> **Required work**
Seek out every line containing the word "certification", and copy each.

> **Record extracts**
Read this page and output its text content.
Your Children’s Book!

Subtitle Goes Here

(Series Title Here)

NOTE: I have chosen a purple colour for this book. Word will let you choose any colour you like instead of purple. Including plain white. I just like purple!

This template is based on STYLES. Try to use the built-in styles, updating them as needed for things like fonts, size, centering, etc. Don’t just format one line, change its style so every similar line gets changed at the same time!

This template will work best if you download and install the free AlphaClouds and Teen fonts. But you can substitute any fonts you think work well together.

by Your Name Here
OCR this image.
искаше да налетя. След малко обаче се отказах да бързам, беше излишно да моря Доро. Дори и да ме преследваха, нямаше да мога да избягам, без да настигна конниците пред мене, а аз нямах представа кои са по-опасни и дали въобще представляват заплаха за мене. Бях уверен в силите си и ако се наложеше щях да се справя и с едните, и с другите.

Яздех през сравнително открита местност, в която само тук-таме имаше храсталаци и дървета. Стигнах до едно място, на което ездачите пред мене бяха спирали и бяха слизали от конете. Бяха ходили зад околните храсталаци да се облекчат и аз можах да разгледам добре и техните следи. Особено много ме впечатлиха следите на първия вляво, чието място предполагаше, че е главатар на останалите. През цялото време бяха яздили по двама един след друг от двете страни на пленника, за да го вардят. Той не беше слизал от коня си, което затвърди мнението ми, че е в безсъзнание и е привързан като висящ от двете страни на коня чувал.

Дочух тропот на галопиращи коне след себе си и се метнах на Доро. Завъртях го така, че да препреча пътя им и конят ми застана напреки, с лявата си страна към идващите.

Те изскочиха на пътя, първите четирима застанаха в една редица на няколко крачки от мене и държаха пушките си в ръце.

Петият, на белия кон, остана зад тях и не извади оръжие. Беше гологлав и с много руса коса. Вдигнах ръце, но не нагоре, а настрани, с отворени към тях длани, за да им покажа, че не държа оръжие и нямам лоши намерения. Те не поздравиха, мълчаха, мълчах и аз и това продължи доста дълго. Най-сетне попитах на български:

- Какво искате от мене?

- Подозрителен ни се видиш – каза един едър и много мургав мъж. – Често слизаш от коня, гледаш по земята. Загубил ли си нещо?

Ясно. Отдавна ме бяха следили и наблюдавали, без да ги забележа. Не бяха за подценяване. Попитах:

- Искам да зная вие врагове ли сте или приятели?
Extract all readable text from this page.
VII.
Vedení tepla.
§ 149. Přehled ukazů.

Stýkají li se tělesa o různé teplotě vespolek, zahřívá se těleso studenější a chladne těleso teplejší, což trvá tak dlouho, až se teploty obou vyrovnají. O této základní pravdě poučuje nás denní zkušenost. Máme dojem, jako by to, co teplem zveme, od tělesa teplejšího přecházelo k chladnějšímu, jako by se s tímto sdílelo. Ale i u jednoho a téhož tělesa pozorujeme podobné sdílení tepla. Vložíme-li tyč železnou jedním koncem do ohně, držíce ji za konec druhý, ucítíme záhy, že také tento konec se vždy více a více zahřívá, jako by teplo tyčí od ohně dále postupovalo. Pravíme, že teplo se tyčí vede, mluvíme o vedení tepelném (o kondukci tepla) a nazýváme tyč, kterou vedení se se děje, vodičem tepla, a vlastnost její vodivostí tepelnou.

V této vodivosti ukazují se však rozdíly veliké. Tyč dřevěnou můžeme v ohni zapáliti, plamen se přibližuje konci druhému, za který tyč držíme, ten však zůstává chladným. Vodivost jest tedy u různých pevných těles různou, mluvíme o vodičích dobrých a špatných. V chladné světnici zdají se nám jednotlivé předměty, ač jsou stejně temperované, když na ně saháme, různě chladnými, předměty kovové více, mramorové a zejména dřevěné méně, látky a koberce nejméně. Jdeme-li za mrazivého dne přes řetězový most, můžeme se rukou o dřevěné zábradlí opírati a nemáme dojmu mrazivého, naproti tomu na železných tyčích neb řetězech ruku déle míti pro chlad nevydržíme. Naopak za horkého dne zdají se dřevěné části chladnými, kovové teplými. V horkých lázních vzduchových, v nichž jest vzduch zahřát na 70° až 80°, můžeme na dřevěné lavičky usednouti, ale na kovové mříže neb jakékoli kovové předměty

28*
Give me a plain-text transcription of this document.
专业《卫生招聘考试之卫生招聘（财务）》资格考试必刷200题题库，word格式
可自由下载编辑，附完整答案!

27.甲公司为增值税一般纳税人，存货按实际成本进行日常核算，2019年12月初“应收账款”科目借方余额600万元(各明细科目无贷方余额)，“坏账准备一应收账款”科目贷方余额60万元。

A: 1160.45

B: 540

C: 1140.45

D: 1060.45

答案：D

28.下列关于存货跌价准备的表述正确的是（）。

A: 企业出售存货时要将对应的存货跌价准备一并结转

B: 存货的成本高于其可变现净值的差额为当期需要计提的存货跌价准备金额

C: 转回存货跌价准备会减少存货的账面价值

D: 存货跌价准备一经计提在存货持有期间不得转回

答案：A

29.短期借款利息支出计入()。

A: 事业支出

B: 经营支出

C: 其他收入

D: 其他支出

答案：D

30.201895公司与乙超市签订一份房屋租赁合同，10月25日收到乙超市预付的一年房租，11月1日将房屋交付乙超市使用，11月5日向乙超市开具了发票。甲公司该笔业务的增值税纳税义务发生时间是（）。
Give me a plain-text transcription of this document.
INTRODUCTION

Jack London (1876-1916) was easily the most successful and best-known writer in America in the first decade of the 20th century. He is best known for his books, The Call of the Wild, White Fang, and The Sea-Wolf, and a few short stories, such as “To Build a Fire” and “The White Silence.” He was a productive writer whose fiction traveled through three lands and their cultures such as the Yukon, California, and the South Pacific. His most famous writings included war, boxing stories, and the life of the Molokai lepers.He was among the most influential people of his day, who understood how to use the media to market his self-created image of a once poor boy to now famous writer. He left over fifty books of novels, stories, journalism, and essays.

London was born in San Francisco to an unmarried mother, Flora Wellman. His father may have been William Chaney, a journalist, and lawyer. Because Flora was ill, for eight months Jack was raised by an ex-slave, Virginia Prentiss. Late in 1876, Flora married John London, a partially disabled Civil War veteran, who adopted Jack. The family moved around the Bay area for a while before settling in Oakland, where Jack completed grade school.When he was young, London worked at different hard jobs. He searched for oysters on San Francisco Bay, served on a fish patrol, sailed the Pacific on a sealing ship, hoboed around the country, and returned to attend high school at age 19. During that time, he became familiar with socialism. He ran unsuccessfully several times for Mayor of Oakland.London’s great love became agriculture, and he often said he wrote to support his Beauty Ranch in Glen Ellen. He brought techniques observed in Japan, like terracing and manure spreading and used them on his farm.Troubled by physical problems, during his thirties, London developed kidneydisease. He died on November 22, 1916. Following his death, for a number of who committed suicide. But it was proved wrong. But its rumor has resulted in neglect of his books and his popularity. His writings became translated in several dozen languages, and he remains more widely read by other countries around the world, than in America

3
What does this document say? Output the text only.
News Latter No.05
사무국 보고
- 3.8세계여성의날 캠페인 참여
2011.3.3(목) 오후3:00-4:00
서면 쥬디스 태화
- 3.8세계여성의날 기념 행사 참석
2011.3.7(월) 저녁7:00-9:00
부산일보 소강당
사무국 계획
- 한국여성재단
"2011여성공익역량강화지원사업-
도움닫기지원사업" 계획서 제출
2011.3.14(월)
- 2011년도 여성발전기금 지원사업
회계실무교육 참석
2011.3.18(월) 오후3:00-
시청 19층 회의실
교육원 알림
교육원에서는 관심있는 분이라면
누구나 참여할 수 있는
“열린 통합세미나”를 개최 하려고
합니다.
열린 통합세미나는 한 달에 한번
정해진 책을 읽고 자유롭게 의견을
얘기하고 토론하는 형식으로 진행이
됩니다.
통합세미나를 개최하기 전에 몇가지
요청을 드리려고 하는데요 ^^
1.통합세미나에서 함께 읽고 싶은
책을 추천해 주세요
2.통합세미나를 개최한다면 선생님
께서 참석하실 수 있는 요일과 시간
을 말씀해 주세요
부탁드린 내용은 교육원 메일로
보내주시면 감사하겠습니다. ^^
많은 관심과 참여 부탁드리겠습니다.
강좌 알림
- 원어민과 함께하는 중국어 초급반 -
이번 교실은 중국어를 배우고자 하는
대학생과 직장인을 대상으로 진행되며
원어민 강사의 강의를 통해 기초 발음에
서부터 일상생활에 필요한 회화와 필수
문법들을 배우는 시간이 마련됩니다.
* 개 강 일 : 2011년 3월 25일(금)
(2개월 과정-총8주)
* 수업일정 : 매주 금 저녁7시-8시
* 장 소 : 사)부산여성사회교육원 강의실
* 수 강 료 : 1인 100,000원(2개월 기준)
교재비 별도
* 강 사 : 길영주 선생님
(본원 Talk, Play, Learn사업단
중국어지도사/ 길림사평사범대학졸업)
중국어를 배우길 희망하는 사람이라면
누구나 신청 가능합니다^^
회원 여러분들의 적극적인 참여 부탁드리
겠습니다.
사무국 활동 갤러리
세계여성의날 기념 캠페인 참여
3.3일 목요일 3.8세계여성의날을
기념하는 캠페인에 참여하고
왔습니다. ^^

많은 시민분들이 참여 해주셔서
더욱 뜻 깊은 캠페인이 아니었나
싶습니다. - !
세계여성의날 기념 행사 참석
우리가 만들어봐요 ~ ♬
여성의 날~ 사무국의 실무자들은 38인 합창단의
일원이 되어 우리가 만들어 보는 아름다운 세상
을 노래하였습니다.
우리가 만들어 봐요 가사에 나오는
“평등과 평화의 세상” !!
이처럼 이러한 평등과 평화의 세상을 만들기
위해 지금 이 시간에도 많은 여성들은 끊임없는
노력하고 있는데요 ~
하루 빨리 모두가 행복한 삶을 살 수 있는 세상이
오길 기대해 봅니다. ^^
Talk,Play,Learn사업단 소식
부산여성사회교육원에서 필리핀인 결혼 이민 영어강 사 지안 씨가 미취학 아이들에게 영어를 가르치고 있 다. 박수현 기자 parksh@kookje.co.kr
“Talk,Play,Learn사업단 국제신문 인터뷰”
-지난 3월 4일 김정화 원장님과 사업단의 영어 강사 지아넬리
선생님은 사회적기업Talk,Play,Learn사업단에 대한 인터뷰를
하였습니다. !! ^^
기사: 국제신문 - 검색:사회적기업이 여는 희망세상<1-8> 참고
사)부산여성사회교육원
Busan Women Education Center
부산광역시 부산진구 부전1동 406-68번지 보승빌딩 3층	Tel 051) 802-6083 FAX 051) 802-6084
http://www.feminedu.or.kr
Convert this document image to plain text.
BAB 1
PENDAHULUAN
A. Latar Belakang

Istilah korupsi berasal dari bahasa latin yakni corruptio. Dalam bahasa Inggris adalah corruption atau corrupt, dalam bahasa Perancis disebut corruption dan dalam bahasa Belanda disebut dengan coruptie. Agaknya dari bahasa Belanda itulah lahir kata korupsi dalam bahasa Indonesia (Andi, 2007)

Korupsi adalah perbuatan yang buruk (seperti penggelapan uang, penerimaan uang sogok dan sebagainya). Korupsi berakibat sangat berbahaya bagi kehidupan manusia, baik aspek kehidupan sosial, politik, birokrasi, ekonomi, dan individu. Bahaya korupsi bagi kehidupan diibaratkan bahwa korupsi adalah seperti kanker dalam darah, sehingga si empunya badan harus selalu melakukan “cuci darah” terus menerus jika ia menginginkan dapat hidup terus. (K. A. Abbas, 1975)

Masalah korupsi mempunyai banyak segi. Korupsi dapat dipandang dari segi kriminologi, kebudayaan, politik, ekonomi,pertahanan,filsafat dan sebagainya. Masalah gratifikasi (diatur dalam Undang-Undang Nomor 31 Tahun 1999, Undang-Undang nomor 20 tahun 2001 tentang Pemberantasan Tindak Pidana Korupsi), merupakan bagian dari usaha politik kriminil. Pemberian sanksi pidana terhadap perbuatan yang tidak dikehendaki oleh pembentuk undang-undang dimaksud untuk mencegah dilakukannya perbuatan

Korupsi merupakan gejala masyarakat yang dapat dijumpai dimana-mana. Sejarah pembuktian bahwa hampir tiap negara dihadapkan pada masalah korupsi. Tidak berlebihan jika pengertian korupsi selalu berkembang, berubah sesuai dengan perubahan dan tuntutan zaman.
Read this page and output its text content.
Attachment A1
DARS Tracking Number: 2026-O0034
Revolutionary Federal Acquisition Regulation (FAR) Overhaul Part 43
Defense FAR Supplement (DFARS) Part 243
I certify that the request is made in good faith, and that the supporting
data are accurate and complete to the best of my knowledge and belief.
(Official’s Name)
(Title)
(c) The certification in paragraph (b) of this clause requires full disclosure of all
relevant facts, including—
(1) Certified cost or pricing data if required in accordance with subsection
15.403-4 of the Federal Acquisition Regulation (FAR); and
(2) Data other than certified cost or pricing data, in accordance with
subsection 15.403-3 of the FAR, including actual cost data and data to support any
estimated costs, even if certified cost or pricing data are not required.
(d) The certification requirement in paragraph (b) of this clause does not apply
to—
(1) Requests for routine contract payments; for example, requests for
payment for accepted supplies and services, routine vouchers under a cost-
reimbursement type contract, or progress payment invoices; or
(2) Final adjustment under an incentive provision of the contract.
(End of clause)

> **Output below**
(c) The certification in paragraph (b) of this clause requires full disclosure of all
(d) The certification requirement in paragraph (b) of this clause does not apply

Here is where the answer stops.